>> BEGIN
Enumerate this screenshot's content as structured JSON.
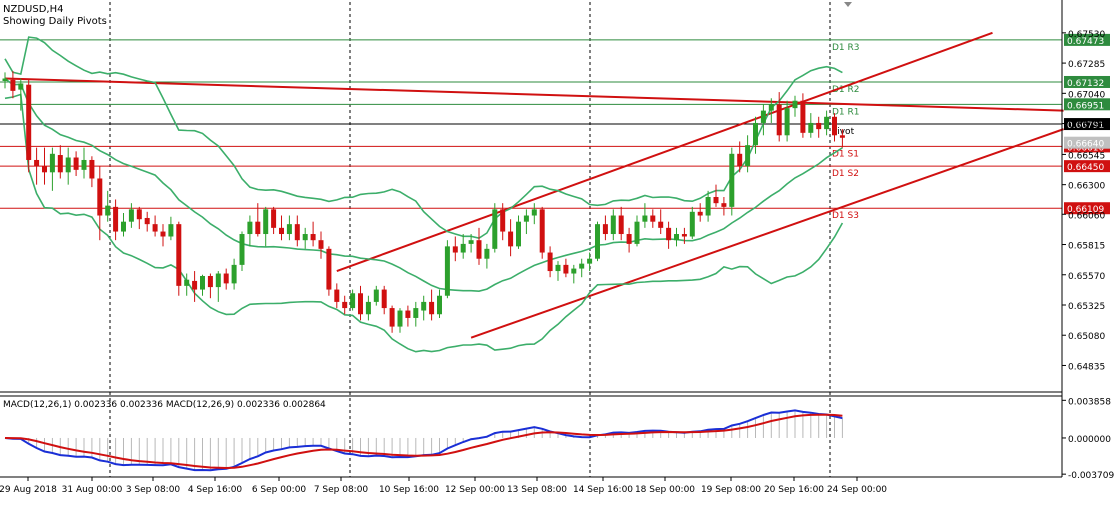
{
  "chart_data": [
    {
      "type": "candlestick",
      "symbol_label": "NZDUSD,H4",
      "note": "Showing Daily Pivots",
      "x_ticks": [
        "29 Aug 2018",
        "31 Aug 00:00",
        "3 Sep 08:00",
        "4 Sep 16:00",
        "6 Sep 00:00",
        "7 Sep 08:00",
        "10 Sep 16:00",
        "12 Sep 00:00",
        "13 Sep 08:00",
        "14 Sep 16:00",
        "18 Sep 00:00",
        "19 Sep 08:00",
        "20 Sep 16:00",
        "24 Sep 00:00"
      ],
      "y_ticks": [
        0.6753,
        0.67285,
        0.6704,
        0.66795,
        0.66545,
        0.663,
        0.6606,
        0.65815,
        0.6557,
        0.65325,
        0.6508,
        0.64835
      ],
      "ylim": [
        0.6462,
        0.6778
      ],
      "current_price": {
        "label": "0.66791",
        "value": 0.66791,
        "hidden_label": "0.66640",
        "hidden_value": 0.6664
      },
      "pivots": [
        {
          "name": "D1 R3",
          "label": "0.67473",
          "value": 0.67473,
          "color": "#2e8b3e"
        },
        {
          "name": "D1 R2",
          "label": "0.67132",
          "value": 0.67132,
          "color": "#2e8b3e"
        },
        {
          "name": "D1 R1",
          "label": "0.66951",
          "value": 0.66951,
          "color": "#2e8b3e"
        },
        {
          "name": "Pivot",
          "label": "",
          "value": 0.66791,
          "color": "#000000"
        },
        {
          "name": "D1 S1",
          "label": "0.66610",
          "value": 0.6661,
          "color": "#d01010"
        },
        {
          "name": "D1 S2",
          "label": "0.66450",
          "value": 0.6645,
          "color": "#d01010"
        },
        {
          "name": "D1 S3",
          "label": "0.66109",
          "value": 0.66109,
          "color": "#d01010"
        }
      ],
      "candles": [
        [
          0.6714,
          0.6721,
          0.6708,
          0.6716
        ],
        [
          0.6715,
          0.6722,
          0.67,
          0.6706
        ],
        [
          0.6707,
          0.6716,
          0.669,
          0.6712
        ],
        [
          0.6711,
          0.6715,
          0.664,
          0.665
        ],
        [
          0.665,
          0.666,
          0.663,
          0.6645
        ],
        [
          0.6645,
          0.666,
          0.663,
          0.664
        ],
        [
          0.664,
          0.666,
          0.6625,
          0.6655
        ],
        [
          0.6654,
          0.6662,
          0.6635,
          0.664
        ],
        [
          0.664,
          0.666,
          0.663,
          0.6652
        ],
        [
          0.6652,
          0.6657,
          0.6637,
          0.6642
        ],
        [
          0.6642,
          0.666,
          0.6635,
          0.665
        ],
        [
          0.665,
          0.6653,
          0.6628,
          0.6635
        ],
        [
          0.6635,
          0.6645,
          0.6585,
          0.6605
        ],
        [
          0.6605,
          0.6625,
          0.66,
          0.6613
        ],
        [
          0.6612,
          0.6618,
          0.6585,
          0.6592
        ],
        [
          0.6592,
          0.6607,
          0.6588,
          0.66
        ],
        [
          0.66,
          0.6615,
          0.6595,
          0.661
        ],
        [
          0.661,
          0.6612,
          0.6594,
          0.6602
        ],
        [
          0.6603,
          0.6608,
          0.6592,
          0.6598
        ],
        [
          0.6598,
          0.6605,
          0.6588,
          0.6592
        ],
        [
          0.6592,
          0.6598,
          0.658,
          0.6588
        ],
        [
          0.6588,
          0.6604,
          0.6585,
          0.6598
        ],
        [
          0.6598,
          0.66,
          0.654,
          0.6548
        ],
        [
          0.6548,
          0.6558,
          0.654,
          0.6553
        ],
        [
          0.6552,
          0.656,
          0.6535,
          0.6545
        ],
        [
          0.6545,
          0.6557,
          0.654,
          0.6556
        ],
        [
          0.6556,
          0.6558,
          0.6538,
          0.6547
        ],
        [
          0.6547,
          0.656,
          0.6535,
          0.6558
        ],
        [
          0.6558,
          0.6562,
          0.6545,
          0.655
        ],
        [
          0.655,
          0.657,
          0.6545,
          0.6565
        ],
        [
          0.6565,
          0.6592,
          0.656,
          0.659
        ],
        [
          0.659,
          0.6605,
          0.658,
          0.66
        ],
        [
          0.66,
          0.6615,
          0.6588,
          0.659
        ],
        [
          0.659,
          0.6612,
          0.658,
          0.661
        ],
        [
          0.661,
          0.6612,
          0.659,
          0.6595
        ],
        [
          0.6595,
          0.6605,
          0.6585,
          0.659
        ],
        [
          0.659,
          0.6605,
          0.6585,
          0.6598
        ],
        [
          0.6598,
          0.6605,
          0.658,
          0.6585
        ],
        [
          0.6585,
          0.6595,
          0.6578,
          0.659
        ],
        [
          0.659,
          0.66,
          0.658,
          0.6585
        ],
        [
          0.6585,
          0.6592,
          0.657,
          0.6578
        ],
        [
          0.6578,
          0.658,
          0.654,
          0.6545
        ],
        [
          0.6545,
          0.655,
          0.653,
          0.6535
        ],
        [
          0.6535,
          0.654,
          0.6525,
          0.653
        ],
        [
          0.653,
          0.6545,
          0.6528,
          0.6542
        ],
        [
          0.6542,
          0.6548,
          0.652,
          0.6525
        ],
        [
          0.6525,
          0.654,
          0.652,
          0.6535
        ],
        [
          0.6535,
          0.6548,
          0.6532,
          0.6545
        ],
        [
          0.6545,
          0.6548,
          0.6525,
          0.653
        ],
        [
          0.653,
          0.6532,
          0.651,
          0.6515
        ],
        [
          0.6515,
          0.653,
          0.651,
          0.6528
        ],
        [
          0.6528,
          0.6532,
          0.6515,
          0.6522
        ],
        [
          0.6522,
          0.6535,
          0.6515,
          0.653
        ],
        [
          0.6528,
          0.654,
          0.652,
          0.6535
        ],
        [
          0.6535,
          0.6545,
          0.652,
          0.6525
        ],
        [
          0.6525,
          0.6545,
          0.6522,
          0.654
        ],
        [
          0.654,
          0.6585,
          0.6538,
          0.658
        ],
        [
          0.658,
          0.6588,
          0.6568,
          0.6575
        ],
        [
          0.6575,
          0.659,
          0.657,
          0.6582
        ],
        [
          0.6582,
          0.659,
          0.6575,
          0.6585
        ],
        [
          0.6585,
          0.6595,
          0.6565,
          0.657
        ],
        [
          0.657,
          0.6582,
          0.6562,
          0.6578
        ],
        [
          0.6578,
          0.6615,
          0.6575,
          0.661
        ],
        [
          0.661,
          0.6615,
          0.6585,
          0.6592
        ],
        [
          0.6592,
          0.6602,
          0.6572,
          0.658
        ],
        [
          0.658,
          0.6605,
          0.6578,
          0.66
        ],
        [
          0.66,
          0.661,
          0.659,
          0.6605
        ],
        [
          0.6605,
          0.6615,
          0.6598,
          0.661
        ],
        [
          0.661,
          0.6612,
          0.657,
          0.6575
        ],
        [
          0.6575,
          0.658,
          0.6555,
          0.656
        ],
        [
          0.656,
          0.6568,
          0.6552,
          0.6565
        ],
        [
          0.6565,
          0.657,
          0.6555,
          0.6558
        ],
        [
          0.6558,
          0.6565,
          0.655,
          0.6562
        ],
        [
          0.6562,
          0.657,
          0.6555,
          0.6566
        ],
        [
          0.6566,
          0.6575,
          0.656,
          0.657
        ],
        [
          0.657,
          0.66,
          0.6568,
          0.6598
        ],
        [
          0.6598,
          0.6605,
          0.6585,
          0.659
        ],
        [
          0.659,
          0.661,
          0.6585,
          0.6605
        ],
        [
          0.6605,
          0.6612,
          0.6585,
          0.659
        ],
        [
          0.659,
          0.6595,
          0.6575,
          0.6582
        ],
        [
          0.6582,
          0.6605,
          0.658,
          0.66
        ],
        [
          0.66,
          0.6615,
          0.6595,
          0.6605
        ],
        [
          0.6605,
          0.661,
          0.6595,
          0.66
        ],
        [
          0.66,
          0.661,
          0.659,
          0.6595
        ],
        [
          0.6595,
          0.66,
          0.6578,
          0.6585
        ],
        [
          0.6585,
          0.6595,
          0.658,
          0.659
        ],
        [
          0.659,
          0.6595,
          0.6582,
          0.6588
        ],
        [
          0.6588,
          0.6612,
          0.6586,
          0.6608
        ],
        [
          0.6608,
          0.6615,
          0.66,
          0.6605
        ],
        [
          0.6605,
          0.6625,
          0.66,
          0.662
        ],
        [
          0.662,
          0.663,
          0.6612,
          0.6615
        ],
        [
          0.6615,
          0.662,
          0.6605,
          0.6612
        ],
        [
          0.6612,
          0.666,
          0.6605,
          0.6655
        ],
        [
          0.6655,
          0.6665,
          0.664,
          0.6645
        ],
        [
          0.6645,
          0.667,
          0.664,
          0.6662
        ],
        [
          0.6662,
          0.6685,
          0.6655,
          0.668
        ],
        [
          0.668,
          0.6695,
          0.667,
          0.669
        ],
        [
          0.669,
          0.67,
          0.668,
          0.6695
        ],
        [
          0.6695,
          0.6705,
          0.6665,
          0.667
        ],
        [
          0.667,
          0.6698,
          0.6665,
          0.6692
        ],
        [
          0.6692,
          0.6702,
          0.6685,
          0.6698
        ],
        [
          0.6698,
          0.6704,
          0.6668,
          0.6672
        ],
        [
          0.6672,
          0.6688,
          0.6668,
          0.668
        ],
        [
          0.668,
          0.6685,
          0.6668,
          0.6675
        ],
        [
          0.6675,
          0.669,
          0.667,
          0.6685
        ],
        [
          0.6685,
          0.6688,
          0.6665,
          0.667
        ],
        [
          0.667,
          0.6675,
          0.666,
          0.6668
        ]
      ],
      "macd": {
        "label": "MACD(12,26,1) 0.002336 0.002336 MACD(12,26,9) 0.002336 0.002864",
        "y_ticks": [
          "0.003858",
          "0.000000",
          "-0.003709"
        ],
        "ylim": [
          -0.004,
          0.0043
        ]
      }
    }
  ]
}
>> END
* [The exercise] Return each full line of the entries that contains the word "name".

* [Answer to this exercise]
          "name": "D1 R3",
          "name": "D1 R2",
          "name": "D1 R1",
          "name": "Pivot",
          "name": "D1 S1",
          "name": "D1 S2",
          "name": "D1 S3",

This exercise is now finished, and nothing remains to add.